**Problem description**
Please copy the records below word for word, leaving out the pictures.

============

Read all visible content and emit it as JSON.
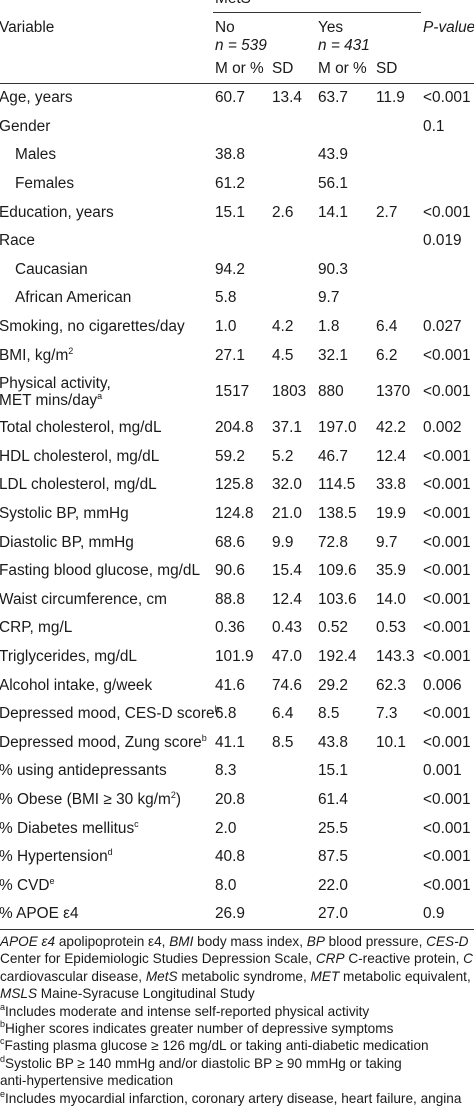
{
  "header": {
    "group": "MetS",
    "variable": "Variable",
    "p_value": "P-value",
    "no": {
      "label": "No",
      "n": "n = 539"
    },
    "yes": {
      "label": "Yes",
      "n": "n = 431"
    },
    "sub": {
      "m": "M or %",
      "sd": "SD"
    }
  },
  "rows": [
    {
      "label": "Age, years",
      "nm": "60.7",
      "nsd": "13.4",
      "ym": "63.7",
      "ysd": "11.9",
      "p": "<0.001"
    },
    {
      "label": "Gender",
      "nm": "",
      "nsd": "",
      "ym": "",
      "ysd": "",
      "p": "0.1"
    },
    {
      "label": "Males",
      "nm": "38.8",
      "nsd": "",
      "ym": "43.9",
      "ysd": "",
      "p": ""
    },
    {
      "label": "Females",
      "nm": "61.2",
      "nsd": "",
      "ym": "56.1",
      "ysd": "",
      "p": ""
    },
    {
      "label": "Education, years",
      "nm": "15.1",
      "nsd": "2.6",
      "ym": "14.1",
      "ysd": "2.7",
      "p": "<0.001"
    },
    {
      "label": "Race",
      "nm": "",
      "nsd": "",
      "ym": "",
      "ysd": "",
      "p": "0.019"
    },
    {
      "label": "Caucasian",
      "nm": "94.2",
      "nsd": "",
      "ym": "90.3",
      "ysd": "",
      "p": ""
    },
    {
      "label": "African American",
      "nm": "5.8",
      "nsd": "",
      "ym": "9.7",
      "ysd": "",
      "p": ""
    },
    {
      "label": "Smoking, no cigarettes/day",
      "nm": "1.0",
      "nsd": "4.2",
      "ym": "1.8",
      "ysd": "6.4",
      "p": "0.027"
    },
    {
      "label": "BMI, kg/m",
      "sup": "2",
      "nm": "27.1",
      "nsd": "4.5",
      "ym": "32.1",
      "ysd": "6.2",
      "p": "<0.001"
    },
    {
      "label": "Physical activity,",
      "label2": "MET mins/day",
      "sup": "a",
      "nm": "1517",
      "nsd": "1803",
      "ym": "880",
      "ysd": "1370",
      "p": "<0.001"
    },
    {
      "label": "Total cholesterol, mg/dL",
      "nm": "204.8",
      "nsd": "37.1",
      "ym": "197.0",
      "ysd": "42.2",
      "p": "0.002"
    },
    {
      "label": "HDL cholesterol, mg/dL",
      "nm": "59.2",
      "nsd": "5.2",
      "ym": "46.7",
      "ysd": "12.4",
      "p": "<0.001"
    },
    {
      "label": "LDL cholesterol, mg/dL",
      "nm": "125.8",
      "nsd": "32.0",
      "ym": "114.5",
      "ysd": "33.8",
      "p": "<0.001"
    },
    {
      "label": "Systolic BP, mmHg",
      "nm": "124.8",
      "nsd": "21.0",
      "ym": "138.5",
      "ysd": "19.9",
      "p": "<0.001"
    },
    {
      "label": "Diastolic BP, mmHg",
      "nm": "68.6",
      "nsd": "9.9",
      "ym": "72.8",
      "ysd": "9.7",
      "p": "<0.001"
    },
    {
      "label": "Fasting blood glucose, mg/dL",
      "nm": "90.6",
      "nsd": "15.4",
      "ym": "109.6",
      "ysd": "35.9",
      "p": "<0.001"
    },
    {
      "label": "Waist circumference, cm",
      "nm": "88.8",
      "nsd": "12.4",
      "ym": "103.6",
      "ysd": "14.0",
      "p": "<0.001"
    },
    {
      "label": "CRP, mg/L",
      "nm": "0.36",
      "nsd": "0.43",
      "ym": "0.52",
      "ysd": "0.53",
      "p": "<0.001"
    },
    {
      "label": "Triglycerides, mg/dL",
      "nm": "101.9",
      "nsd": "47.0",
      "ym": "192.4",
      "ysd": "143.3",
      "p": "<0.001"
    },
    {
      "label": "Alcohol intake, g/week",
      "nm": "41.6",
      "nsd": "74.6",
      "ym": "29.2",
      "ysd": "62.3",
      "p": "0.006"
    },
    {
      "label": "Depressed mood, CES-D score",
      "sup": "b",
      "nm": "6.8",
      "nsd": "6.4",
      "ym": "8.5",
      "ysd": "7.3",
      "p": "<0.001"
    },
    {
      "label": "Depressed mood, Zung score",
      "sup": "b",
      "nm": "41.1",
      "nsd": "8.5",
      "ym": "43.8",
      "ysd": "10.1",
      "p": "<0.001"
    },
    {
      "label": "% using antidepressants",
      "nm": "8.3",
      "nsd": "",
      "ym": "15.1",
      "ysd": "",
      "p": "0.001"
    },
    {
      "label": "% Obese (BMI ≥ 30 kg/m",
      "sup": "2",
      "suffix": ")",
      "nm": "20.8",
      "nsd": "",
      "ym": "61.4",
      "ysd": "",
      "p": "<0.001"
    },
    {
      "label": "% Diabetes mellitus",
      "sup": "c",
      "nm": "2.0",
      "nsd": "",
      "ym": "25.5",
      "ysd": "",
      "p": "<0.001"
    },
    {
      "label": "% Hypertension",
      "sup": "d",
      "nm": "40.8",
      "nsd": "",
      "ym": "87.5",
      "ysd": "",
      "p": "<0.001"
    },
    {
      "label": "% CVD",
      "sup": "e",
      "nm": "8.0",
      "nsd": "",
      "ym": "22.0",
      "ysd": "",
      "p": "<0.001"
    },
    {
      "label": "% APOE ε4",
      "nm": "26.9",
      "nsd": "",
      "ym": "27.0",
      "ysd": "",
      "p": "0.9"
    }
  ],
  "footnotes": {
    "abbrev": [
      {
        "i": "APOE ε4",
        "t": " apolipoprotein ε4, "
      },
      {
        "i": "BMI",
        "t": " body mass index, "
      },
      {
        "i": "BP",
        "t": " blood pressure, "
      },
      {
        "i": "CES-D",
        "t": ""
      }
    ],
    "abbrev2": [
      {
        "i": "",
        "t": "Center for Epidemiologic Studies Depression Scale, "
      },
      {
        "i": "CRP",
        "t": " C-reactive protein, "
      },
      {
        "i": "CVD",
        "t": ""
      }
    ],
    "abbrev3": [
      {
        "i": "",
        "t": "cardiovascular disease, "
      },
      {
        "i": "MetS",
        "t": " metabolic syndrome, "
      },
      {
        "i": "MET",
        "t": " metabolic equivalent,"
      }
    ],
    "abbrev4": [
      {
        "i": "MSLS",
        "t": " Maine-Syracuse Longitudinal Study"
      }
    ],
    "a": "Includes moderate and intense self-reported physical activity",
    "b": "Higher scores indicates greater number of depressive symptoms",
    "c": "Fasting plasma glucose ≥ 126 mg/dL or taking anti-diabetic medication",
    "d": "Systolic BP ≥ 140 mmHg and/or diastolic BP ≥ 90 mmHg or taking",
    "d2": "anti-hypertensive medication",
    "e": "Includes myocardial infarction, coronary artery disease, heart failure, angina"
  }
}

============

**Output of the exercise**
Read all visible content and emit it as JSON.
{
  "header": {
    "group": "MetS",
    "variable": "Variable",
    "p_value": "P-value",
    "no": {
      "label": "No",
      "n": "n = 539"
    },
    "yes": {
      "label": "Yes",
      "n": "n = 431"
    },
    "sub": {
      "m": "M or %",
      "sd": "SD"
    }
  },
  "rows": [
    {
      "label": "Age, years",
      "nm": "60.7",
      "nsd": "13.4",
      "ym": "63.7",
      "ysd": "11.9",
      "p": "<0.001"
    },
    {
      "label": "Gender",
      "nm": "",
      "nsd": "",
      "ym": "",
      "ysd": "",
      "p": "0.1"
    },
    {
      "label": "Males",
      "nm": "38.8",
      "nsd": "",
      "ym": "43.9",
      "ysd": "",
      "p": ""
    },
    {
      "label": "Females",
      "nm": "61.2",
      "nsd": "",
      "ym": "56.1",
      "ysd": "",
      "p": ""
    },
    {
      "label": "Education, years",
      "nm": "15.1",
      "nsd": "2.6",
      "ym": "14.1",
      "ysd": "2.7",
      "p": "<0.001"
    },
    {
      "label": "Race",
      "nm": "",
      "nsd": "",
      "ym": "",
      "ysd": "",
      "p": "0.019"
    },
    {
      "label": "Caucasian",
      "nm": "94.2",
      "nsd": "",
      "ym": "90.3",
      "ysd": "",
      "p": ""
    },
    {
      "label": "African American",
      "nm": "5.8",
      "nsd": "",
      "ym": "9.7",
      "ysd": "",
      "p": ""
    },
    {
      "label": "Smoking, no cigarettes/day",
      "nm": "1.0",
      "nsd": "4.2",
      "ym": "1.8",
      "ysd": "6.4",
      "p": "0.027"
    },
    {
      "label": "BMI, kg/m",
      "sup": "2",
      "nm": "27.1",
      "nsd": "4.5",
      "ym": "32.1",
      "ysd": "6.2",
      "p": "<0.001"
    },
    {
      "label": "Physical activity,",
      "label2": "MET mins/day",
      "sup": "a",
      "nm": "1517",
      "nsd": "1803",
      "ym": "880",
      "ysd": "1370",
      "p": "<0.001"
    },
    {
      "label": "Total cholesterol, mg/dL",
      "nm": "204.8",
      "nsd": "37.1",
      "ym": "197.0",
      "ysd": "42.2",
      "p": "0.002"
    },
    {
      "label": "HDL cholesterol, mg/dL",
      "nm": "59.2",
      "nsd": "5.2",
      "ym": "46.7",
      "ysd": "12.4",
      "p": "<0.001"
    },
    {
      "label": "LDL cholesterol, mg/dL",
      "nm": "125.8",
      "nsd": "32.0",
      "ym": "114.5",
      "ysd": "33.8",
      "p": "<0.001"
    },
    {
      "label": "Systolic BP, mmHg",
      "nm": "124.8",
      "nsd": "21.0",
      "ym": "138.5",
      "ysd": "19.9",
      "p": "<0.001"
    },
    {
      "label": "Diastolic BP, mmHg",
      "nm": "68.6",
      "nsd": "9.9",
      "ym": "72.8",
      "ysd": "9.7",
      "p": "<0.001"
    },
    {
      "label": "Fasting blood glucose, mg/dL",
      "nm": "90.6",
      "nsd": "15.4",
      "ym": "109.6",
      "ysd": "35.9",
      "p": "<0.001"
    },
    {
      "label": "Waist circumference, cm",
      "nm": "88.8",
      "nsd": "12.4",
      "ym": "103.6",
      "ysd": "14.0",
      "p": "<0.001"
    },
    {
      "label": "CRP, mg/L",
      "nm": "0.36",
      "nsd": "0.43",
      "ym": "0.52",
      "ysd": "0.53",
      "p": "<0.001"
    },
    {
      "label": "Triglycerides, mg/dL",
      "nm": "101.9",
      "nsd": "47.0",
      "ym": "192.4",
      "ysd": "143.3",
      "p": "<0.001"
    },
    {
      "label": "Alcohol intake, g/week",
      "nm": "41.6",
      "nsd": "74.6",
      "ym": "29.2",
      "ysd": "62.3",
      "p": "0.006"
    },
    {
      "label": "Depressed mood, CES-D score",
      "sup": "b",
      "nm": "6.8",
      "nsd": "6.4",
      "ym": "8.5",
      "ysd": "7.3",
      "p": "<0.001"
    },
    {
      "label": "Depressed mood, Zung score",
      "sup": "b",
      "nm": "41.1",
      "nsd": "8.5",
      "ym": "43.8",
      "ysd": "10.1",
      "p": "<0.001"
    },
    {
      "label": "% using antidepressants",
      "nm": "8.3",
      "nsd": "",
      "ym": "15.1",
      "ysd": "",
      "p": "0.001"
    },
    {
      "label": "% Obese (BMI ≥ 30 kg/m",
      "sup": "2",
      "suffix": ")",
      "nm": "20.8",
      "nsd": "",
      "ym": "61.4",
      "ysd": "",
      "p": "<0.001"
    },
    {
      "label": "% Diabetes mellitus",
      "sup": "c",
      "nm": "2.0",
      "nsd": "",
      "ym": "25.5",
      "ysd": "",
      "p": "<0.001"
    },
    {
      "label": "% Hypertension",
      "sup": "d",
      "nm": "40.8",
      "nsd": "",
      "ym": "87.5",
      "ysd": "",
      "p": "<0.001"
    },
    {
      "label": "% CVD",
      "sup": "e",
      "nm": "8.0",
      "nsd": "",
      "ym": "22.0",
      "ysd": "",
      "p": "<0.001"
    },
    {
      "label": "% APOE ε4",
      "nm": "26.9",
      "nsd": "",
      "ym": "27.0",
      "ysd": "",
      "p": "0.9"
    }
  ],
  "footnotes": {
    "abbrev": [
      {
        "i": "APOE ε4",
        "t": " apolipoprotein ε4, "
      },
      {
        "i": "BMI",
        "t": " body mass index, "
      },
      {
        "i": "BP",
        "t": " blood pressure, "
      },
      {
        "i": "CES-D",
        "t": ""
      }
    ],
    "abbrev2": [
      {
        "i": "",
        "t": "Center for Epidemiologic Studies Depression Scale, "
      },
      {
        "i": "CRP",
        "t": " C-reactive protein, "
      },
      {
        "i": "CVD",
        "t": ""
      }
    ],
    "abbrev3": [
      {
        "i": "",
        "t": "cardiovascular disease, "
      },
      {
        "i": "MetS",
        "t": " metabolic syndrome, "
      },
      {
        "i": "MET",
        "t": " metabolic equivalent,"
      }
    ],
    "abbrev4": [
      {
        "i": "MSLS",
        "t": " Maine-Syracuse Longitudinal Study"
      }
    ],
    "a": "Includes moderate and intense self-reported physical activity",
    "b": "Higher scores indicates greater number of depressive symptoms",
    "c": "Fasting plasma glucose ≥ 126 mg/dL or taking anti-diabetic medication",
    "d": "Systolic BP ≥ 140 mmHg and/or diastolic BP ≥ 90 mmHg or taking",
    "d2": "anti-hypertensive medication",
    "e": "Includes myocardial infarction, coronary artery disease, heart failure, angina"
  }
}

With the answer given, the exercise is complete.